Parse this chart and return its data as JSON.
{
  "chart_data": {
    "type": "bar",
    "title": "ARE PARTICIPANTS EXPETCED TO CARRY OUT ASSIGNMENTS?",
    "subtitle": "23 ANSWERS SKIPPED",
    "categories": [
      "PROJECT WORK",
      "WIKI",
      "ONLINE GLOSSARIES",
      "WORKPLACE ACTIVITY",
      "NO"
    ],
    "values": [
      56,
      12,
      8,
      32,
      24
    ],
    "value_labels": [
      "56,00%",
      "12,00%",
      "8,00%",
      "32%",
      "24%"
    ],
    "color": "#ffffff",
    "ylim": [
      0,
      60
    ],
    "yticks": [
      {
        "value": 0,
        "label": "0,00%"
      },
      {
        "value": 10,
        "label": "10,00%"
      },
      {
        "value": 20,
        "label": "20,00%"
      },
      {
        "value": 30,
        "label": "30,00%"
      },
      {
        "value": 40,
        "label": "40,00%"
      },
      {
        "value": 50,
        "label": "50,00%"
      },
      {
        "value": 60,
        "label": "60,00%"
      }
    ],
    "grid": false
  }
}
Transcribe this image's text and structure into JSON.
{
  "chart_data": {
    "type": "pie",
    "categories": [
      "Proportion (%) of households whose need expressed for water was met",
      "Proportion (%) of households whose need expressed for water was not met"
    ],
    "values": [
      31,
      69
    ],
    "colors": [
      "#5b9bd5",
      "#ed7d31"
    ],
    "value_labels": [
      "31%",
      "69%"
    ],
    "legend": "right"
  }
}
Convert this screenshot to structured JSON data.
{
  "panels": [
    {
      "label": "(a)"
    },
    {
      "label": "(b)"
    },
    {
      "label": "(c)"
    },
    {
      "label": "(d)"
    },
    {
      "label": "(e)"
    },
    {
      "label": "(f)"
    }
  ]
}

=======

*Job*: Which lines hold the word "whose"? Copy every one of them.

*In response*:
      "Proportion (%) of households whose need expressed for water was met",
      "Proportion (%) of households whose need expressed for water was not met"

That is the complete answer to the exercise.